== Dataset records ==

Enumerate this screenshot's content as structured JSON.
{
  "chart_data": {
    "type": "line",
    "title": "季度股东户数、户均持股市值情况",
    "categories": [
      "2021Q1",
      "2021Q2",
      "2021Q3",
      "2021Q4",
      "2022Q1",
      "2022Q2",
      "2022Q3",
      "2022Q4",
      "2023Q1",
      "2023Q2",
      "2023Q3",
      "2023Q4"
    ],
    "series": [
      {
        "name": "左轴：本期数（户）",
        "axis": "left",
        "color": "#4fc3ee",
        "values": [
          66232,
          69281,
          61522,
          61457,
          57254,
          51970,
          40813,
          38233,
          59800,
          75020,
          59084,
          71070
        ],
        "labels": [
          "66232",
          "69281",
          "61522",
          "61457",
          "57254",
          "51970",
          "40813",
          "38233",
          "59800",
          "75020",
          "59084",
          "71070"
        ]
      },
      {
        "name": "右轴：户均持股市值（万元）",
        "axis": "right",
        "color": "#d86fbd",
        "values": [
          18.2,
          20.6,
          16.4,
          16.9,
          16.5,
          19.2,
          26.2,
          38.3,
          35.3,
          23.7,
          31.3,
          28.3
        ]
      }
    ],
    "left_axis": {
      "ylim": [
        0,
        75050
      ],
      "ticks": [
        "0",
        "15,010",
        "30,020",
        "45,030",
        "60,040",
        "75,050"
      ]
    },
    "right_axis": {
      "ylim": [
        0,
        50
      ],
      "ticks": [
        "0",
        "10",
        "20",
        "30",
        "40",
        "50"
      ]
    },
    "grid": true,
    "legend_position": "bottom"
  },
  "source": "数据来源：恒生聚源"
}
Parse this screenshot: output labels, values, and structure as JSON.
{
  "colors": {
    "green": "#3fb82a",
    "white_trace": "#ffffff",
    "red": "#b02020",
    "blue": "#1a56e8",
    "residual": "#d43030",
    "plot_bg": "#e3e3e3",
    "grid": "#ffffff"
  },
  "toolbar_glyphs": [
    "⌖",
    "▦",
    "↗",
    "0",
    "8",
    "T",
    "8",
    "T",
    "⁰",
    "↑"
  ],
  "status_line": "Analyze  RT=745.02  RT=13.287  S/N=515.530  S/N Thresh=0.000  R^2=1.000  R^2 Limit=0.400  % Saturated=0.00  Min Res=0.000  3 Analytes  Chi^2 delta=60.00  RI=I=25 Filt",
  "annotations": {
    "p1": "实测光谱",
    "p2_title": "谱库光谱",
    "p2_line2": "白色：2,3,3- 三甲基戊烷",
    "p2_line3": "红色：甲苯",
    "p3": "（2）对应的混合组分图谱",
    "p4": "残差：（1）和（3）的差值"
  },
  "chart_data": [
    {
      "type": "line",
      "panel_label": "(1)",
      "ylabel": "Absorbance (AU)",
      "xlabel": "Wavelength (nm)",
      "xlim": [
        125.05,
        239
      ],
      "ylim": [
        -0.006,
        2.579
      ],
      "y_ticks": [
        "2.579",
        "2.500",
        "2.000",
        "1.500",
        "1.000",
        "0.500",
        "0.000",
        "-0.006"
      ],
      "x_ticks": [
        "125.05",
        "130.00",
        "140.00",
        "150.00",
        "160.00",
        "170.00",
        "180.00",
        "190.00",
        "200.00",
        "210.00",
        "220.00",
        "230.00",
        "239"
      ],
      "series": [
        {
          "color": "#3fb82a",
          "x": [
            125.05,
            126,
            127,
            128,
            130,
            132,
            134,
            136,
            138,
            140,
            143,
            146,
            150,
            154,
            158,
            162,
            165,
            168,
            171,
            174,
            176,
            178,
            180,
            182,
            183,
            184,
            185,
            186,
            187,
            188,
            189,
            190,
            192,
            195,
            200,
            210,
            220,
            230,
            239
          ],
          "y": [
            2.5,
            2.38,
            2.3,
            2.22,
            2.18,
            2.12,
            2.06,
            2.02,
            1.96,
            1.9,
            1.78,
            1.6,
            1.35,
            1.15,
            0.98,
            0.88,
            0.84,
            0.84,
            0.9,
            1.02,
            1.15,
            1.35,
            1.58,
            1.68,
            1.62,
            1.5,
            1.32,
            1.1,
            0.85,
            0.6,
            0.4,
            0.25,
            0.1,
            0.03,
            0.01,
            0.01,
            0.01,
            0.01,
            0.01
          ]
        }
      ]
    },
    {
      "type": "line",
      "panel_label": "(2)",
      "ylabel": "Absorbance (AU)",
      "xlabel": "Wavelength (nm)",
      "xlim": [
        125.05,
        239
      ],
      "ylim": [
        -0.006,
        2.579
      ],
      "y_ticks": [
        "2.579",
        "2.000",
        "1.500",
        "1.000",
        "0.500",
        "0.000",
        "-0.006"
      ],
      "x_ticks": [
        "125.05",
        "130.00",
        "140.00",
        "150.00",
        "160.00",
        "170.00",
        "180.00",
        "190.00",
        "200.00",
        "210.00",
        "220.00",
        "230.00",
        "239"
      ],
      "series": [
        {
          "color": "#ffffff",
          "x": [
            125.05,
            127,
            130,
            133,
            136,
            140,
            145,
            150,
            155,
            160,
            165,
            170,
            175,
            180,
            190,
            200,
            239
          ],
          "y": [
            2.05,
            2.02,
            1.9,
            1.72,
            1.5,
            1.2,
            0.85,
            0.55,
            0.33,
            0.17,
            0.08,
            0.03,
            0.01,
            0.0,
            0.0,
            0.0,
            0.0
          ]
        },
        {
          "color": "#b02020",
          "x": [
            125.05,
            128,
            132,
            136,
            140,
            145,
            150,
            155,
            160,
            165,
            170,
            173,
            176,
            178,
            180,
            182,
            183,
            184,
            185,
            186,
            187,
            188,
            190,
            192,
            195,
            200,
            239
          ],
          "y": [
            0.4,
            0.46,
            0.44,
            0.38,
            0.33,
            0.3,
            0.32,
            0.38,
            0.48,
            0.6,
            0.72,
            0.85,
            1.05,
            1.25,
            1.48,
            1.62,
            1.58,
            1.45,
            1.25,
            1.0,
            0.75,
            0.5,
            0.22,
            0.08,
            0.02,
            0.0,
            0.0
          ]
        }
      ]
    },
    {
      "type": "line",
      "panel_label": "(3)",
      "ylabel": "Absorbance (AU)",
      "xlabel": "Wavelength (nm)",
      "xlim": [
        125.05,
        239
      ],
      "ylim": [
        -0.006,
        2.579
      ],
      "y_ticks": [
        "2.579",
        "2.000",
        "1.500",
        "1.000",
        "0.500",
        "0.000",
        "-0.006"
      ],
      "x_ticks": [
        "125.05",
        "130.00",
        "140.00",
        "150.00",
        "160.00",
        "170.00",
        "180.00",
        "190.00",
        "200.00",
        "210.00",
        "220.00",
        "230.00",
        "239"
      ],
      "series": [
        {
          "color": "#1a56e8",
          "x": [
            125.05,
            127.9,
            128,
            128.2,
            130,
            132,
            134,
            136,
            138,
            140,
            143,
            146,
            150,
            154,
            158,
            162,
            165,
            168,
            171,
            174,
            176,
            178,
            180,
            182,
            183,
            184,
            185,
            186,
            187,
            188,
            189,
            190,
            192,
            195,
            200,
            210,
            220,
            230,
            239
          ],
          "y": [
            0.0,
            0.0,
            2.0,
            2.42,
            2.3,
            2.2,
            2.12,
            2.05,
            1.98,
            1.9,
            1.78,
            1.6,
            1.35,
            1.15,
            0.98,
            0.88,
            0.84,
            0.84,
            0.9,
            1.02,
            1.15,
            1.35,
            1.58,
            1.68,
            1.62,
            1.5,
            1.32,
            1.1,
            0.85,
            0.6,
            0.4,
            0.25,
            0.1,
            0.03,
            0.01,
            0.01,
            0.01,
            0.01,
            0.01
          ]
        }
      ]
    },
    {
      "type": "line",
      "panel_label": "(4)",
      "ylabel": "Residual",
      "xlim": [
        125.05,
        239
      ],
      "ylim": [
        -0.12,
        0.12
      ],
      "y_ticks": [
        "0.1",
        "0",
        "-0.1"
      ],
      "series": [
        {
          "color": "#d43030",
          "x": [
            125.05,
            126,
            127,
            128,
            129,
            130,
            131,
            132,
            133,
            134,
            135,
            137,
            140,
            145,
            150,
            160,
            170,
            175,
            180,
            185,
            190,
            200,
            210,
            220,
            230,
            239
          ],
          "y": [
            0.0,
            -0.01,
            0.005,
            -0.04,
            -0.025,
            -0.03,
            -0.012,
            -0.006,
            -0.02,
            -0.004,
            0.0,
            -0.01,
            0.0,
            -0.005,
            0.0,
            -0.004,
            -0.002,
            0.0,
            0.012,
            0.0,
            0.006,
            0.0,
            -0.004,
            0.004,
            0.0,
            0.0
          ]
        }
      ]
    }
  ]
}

===
== Dataset records ==

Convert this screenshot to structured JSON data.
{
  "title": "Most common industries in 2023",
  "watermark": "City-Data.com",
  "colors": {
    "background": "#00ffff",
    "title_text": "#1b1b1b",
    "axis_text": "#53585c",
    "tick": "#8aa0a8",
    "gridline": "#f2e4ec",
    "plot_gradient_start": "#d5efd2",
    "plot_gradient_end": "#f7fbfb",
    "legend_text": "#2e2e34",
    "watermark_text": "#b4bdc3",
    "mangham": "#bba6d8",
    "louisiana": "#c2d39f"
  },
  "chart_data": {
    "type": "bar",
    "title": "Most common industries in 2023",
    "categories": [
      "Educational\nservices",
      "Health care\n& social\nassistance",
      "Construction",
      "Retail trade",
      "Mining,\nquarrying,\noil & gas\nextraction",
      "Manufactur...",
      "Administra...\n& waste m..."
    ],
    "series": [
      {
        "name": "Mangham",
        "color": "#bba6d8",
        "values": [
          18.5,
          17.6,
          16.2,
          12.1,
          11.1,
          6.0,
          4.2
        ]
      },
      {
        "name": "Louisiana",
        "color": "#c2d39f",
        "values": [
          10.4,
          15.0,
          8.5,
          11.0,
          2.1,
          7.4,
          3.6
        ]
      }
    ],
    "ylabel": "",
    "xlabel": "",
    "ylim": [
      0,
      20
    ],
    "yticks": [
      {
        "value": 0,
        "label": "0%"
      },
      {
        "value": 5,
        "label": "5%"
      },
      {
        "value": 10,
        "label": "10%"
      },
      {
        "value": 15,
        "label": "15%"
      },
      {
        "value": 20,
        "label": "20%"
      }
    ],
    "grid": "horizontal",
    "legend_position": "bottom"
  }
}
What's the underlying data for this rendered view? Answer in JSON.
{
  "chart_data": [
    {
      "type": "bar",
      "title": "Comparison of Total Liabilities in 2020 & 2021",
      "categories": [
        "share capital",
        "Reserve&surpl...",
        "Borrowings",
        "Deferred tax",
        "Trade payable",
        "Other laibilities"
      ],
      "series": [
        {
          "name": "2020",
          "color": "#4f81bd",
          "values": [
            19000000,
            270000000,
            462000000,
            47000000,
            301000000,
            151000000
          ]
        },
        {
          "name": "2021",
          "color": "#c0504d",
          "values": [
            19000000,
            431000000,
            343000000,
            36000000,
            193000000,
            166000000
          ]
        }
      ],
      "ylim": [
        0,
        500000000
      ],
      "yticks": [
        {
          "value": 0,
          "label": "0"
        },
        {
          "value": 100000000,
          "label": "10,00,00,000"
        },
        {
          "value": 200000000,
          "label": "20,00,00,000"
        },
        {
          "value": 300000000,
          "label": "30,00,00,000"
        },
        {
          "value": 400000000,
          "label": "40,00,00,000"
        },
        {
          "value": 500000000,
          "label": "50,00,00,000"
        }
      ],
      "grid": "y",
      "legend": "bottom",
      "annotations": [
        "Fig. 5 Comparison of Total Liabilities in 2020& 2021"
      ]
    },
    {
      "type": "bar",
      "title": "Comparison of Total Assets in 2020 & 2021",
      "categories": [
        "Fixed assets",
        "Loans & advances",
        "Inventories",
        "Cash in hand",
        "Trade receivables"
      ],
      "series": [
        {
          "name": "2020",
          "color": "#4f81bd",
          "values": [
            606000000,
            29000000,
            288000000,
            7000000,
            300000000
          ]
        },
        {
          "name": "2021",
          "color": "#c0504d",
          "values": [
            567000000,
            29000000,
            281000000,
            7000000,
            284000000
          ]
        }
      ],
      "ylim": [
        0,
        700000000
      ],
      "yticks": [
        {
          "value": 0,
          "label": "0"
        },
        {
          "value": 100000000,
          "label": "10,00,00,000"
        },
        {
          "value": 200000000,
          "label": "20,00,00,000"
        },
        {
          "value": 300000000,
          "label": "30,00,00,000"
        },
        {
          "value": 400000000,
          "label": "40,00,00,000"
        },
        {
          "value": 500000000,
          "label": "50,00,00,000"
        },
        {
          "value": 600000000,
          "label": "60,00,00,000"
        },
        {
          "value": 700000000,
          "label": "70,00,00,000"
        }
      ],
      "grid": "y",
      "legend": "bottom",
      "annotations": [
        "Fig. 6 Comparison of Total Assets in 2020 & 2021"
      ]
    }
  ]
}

===
== Dataset records ==

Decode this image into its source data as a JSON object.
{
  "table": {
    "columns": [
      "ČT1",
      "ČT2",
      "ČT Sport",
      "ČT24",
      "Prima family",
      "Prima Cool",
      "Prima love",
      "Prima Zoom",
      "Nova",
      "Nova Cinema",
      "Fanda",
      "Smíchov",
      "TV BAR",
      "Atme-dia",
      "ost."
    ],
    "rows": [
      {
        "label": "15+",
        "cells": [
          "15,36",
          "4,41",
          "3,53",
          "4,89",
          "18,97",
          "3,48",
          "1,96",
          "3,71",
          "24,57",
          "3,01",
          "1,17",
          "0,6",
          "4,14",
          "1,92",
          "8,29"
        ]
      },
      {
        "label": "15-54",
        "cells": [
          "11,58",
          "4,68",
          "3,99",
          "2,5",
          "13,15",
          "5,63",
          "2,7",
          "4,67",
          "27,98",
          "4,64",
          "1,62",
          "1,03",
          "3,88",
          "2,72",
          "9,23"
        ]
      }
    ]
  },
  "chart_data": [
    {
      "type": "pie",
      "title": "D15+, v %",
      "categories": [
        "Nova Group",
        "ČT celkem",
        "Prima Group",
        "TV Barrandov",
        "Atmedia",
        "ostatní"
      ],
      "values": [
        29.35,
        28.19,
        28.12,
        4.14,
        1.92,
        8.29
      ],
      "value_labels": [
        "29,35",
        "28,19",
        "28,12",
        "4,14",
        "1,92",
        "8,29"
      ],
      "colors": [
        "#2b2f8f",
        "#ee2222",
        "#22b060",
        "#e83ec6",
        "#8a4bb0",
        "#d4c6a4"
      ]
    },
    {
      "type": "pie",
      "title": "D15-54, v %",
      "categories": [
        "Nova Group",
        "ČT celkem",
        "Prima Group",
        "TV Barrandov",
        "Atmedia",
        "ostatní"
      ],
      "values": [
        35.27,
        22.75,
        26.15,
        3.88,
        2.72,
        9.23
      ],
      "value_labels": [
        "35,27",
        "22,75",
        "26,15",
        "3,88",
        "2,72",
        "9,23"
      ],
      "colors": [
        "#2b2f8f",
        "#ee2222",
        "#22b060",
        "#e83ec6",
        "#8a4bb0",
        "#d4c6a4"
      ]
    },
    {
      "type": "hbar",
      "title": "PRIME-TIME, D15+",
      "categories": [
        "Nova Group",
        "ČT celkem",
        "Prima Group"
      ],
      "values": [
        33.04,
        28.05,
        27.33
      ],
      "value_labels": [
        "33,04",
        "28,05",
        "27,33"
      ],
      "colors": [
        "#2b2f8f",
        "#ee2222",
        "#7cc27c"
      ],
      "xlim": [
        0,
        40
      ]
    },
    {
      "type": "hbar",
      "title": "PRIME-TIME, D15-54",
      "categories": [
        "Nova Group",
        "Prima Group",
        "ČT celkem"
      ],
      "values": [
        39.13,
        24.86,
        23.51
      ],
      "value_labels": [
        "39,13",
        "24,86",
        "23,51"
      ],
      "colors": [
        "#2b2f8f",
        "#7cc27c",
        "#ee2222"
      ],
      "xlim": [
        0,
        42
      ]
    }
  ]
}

===

→ **Work to be completed**
From the listing above, copy all lines holding the word "this".

→ **Reply**
Enumerate this screenshot's content as structured JSON.
Parse this screenshot: output labels, values, and structure as JSON.
Convert this screenshot to structured JSON data.
What's the underlying data for this rendered view? Answer in JSON.
Decode this image into its source data as a JSON object.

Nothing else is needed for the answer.